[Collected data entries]
* * * *

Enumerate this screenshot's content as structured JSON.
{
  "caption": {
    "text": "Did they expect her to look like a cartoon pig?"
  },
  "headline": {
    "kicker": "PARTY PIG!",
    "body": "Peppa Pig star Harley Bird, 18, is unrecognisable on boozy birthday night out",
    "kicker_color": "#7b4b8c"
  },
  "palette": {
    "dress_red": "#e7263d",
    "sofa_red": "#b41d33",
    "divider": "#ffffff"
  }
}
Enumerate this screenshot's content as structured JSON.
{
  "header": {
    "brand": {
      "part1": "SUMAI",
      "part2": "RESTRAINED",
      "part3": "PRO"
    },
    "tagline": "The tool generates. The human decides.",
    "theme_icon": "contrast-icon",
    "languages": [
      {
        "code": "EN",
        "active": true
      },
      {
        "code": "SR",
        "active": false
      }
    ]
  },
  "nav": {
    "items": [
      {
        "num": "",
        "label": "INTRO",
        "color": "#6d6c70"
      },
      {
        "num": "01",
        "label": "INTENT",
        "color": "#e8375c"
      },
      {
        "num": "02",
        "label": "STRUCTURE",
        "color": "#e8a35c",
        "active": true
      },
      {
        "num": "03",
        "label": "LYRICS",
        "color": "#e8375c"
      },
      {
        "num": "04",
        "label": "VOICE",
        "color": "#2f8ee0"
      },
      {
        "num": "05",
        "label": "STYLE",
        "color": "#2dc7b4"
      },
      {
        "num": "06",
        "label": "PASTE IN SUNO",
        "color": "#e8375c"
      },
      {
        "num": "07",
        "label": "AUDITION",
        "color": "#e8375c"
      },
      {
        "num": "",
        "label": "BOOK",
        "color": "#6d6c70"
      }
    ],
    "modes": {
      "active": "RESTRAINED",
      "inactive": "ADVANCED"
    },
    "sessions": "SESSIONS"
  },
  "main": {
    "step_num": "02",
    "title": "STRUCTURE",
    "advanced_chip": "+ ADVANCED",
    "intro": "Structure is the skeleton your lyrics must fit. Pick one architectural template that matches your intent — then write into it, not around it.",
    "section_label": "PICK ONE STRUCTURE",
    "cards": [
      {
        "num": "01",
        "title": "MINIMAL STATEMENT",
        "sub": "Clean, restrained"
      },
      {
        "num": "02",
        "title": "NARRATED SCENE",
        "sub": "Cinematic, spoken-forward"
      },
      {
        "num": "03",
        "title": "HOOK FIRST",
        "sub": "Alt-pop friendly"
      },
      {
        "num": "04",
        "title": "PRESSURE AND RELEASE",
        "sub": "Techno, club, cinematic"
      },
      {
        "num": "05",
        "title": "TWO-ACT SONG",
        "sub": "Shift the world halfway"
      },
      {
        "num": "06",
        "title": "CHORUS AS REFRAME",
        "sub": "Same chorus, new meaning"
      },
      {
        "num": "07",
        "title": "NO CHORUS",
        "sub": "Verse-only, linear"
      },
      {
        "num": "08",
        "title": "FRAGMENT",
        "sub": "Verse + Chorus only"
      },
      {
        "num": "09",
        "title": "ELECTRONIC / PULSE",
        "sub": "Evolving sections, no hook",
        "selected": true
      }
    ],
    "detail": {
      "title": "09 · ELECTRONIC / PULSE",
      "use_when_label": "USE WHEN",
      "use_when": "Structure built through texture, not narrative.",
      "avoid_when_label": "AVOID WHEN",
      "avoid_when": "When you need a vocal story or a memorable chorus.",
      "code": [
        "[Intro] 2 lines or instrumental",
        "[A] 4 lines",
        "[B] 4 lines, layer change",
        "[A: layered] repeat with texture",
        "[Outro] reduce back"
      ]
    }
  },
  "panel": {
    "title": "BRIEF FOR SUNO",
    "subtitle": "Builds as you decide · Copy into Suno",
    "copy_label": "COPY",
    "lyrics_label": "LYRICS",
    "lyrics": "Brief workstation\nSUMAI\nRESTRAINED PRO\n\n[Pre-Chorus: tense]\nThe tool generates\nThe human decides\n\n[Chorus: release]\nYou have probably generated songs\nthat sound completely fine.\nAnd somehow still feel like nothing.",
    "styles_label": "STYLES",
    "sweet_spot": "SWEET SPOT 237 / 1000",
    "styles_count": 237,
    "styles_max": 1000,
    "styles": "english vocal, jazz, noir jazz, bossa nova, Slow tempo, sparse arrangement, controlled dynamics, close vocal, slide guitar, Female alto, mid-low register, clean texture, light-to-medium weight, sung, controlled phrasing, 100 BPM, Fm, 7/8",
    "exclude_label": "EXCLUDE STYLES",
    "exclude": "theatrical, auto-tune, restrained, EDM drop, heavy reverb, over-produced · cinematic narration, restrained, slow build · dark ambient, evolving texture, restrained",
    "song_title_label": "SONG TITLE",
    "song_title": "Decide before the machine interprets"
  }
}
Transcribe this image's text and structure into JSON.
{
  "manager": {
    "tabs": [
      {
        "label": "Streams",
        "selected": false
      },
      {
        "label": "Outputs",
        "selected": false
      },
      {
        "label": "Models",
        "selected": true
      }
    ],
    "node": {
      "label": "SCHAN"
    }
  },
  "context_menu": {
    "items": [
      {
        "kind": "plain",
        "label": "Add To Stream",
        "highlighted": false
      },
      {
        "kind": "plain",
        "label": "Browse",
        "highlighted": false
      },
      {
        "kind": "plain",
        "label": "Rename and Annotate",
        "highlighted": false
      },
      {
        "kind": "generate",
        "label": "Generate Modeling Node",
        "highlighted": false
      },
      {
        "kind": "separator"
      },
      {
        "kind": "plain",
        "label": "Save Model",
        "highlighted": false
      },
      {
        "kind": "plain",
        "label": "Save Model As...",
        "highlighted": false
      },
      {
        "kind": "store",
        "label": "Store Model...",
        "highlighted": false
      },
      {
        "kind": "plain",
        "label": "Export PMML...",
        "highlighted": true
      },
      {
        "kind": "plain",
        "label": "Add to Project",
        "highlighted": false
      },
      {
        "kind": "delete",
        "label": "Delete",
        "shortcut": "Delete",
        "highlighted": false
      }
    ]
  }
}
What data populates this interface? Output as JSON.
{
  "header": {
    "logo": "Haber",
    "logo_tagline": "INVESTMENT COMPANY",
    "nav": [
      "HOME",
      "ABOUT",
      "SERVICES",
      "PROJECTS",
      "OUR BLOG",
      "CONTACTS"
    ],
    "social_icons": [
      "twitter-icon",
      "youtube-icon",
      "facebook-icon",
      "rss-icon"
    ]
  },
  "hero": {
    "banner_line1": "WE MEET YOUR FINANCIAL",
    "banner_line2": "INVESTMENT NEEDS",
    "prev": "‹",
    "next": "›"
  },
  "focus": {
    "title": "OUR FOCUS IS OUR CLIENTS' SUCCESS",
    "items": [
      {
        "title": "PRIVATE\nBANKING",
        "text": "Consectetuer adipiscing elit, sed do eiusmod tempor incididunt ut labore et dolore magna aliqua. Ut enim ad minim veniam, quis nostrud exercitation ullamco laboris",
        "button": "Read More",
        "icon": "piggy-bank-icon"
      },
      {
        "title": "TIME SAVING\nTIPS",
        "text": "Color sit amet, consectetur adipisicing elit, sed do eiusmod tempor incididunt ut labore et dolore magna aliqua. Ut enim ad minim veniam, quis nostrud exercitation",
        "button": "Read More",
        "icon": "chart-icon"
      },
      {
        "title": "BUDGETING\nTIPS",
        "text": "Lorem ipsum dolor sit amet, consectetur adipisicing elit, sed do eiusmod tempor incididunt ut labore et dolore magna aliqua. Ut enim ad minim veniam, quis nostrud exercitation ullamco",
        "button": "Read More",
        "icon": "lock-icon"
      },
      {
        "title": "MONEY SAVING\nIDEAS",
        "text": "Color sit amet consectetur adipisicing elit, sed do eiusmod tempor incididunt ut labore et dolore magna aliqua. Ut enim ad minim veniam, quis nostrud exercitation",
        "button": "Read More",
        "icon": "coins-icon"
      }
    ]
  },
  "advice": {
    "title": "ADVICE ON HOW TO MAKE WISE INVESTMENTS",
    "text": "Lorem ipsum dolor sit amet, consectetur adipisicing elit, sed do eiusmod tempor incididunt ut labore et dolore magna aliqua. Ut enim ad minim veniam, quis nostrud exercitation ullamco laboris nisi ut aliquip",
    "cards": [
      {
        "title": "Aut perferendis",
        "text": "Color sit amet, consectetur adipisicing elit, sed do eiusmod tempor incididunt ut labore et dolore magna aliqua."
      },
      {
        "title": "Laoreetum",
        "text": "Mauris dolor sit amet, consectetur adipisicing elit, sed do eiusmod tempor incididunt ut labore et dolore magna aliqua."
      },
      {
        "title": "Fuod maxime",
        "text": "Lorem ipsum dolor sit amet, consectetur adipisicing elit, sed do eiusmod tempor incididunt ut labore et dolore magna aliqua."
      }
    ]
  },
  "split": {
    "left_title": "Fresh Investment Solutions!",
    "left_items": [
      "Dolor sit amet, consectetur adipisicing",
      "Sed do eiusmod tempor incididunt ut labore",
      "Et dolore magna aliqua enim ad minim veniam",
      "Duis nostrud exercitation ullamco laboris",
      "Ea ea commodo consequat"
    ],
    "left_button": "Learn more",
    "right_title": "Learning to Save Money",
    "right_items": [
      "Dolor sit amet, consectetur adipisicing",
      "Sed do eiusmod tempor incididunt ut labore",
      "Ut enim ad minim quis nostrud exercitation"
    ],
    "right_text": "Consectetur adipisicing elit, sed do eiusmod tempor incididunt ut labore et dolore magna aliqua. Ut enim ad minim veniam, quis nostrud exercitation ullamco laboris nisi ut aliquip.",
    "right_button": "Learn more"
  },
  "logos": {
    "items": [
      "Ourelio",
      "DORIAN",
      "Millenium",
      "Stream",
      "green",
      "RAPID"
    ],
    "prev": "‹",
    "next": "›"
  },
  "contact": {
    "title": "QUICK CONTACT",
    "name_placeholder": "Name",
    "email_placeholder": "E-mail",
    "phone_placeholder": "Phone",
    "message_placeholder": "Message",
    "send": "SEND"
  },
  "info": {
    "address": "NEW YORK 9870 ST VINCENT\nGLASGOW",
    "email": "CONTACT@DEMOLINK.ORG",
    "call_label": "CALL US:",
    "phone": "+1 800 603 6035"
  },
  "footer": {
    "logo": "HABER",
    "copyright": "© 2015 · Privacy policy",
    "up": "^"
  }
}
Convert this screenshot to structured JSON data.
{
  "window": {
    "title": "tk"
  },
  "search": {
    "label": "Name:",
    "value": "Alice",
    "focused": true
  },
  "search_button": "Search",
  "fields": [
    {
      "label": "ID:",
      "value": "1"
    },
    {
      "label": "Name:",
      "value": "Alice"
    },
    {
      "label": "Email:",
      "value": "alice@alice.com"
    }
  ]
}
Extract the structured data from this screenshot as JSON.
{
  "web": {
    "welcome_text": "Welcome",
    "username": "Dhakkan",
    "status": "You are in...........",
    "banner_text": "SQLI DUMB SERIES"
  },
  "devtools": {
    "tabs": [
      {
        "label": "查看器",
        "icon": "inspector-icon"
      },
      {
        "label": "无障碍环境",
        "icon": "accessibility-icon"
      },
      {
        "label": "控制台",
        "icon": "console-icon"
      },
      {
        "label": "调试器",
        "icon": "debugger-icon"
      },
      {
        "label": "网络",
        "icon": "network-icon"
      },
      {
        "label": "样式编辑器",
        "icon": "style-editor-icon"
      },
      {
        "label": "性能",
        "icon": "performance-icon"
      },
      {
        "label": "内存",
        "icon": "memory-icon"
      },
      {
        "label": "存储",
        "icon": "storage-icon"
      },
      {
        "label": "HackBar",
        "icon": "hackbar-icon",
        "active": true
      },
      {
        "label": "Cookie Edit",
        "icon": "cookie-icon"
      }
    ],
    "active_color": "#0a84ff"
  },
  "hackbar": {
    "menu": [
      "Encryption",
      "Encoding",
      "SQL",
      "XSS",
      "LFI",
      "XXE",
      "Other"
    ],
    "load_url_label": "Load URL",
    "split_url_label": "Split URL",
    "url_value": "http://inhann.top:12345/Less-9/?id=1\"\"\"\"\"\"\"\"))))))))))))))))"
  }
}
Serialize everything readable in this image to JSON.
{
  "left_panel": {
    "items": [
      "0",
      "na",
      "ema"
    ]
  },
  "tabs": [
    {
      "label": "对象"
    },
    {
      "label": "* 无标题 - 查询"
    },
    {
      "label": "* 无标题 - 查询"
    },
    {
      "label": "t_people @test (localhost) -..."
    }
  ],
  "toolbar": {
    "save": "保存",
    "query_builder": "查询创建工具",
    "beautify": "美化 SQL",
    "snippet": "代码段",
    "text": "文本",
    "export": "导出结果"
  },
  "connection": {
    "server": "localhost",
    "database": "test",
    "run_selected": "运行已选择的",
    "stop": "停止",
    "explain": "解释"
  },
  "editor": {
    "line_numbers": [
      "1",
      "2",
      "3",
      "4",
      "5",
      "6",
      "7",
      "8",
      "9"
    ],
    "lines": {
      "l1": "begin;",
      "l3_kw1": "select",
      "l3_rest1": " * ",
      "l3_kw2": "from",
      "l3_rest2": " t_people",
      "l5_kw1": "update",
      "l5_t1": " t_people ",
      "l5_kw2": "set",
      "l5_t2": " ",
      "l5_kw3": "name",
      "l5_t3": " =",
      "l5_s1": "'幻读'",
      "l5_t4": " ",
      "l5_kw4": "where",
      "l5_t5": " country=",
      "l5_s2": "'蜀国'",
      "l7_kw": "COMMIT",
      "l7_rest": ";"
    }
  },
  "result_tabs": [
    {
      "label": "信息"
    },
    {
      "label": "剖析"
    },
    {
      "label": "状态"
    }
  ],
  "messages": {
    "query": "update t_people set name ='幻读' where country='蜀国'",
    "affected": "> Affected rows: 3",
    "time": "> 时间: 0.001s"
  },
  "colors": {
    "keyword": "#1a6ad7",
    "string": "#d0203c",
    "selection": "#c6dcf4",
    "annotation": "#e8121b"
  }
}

* * * *

— REQUIRED TASK —
Copy out each line of the listing that holds "nTIPS".

— ANSWER TO THIS TASK —
        "title": "TIME SAVING\nTIPS",
        "title": "BUDGETING\nTIPS",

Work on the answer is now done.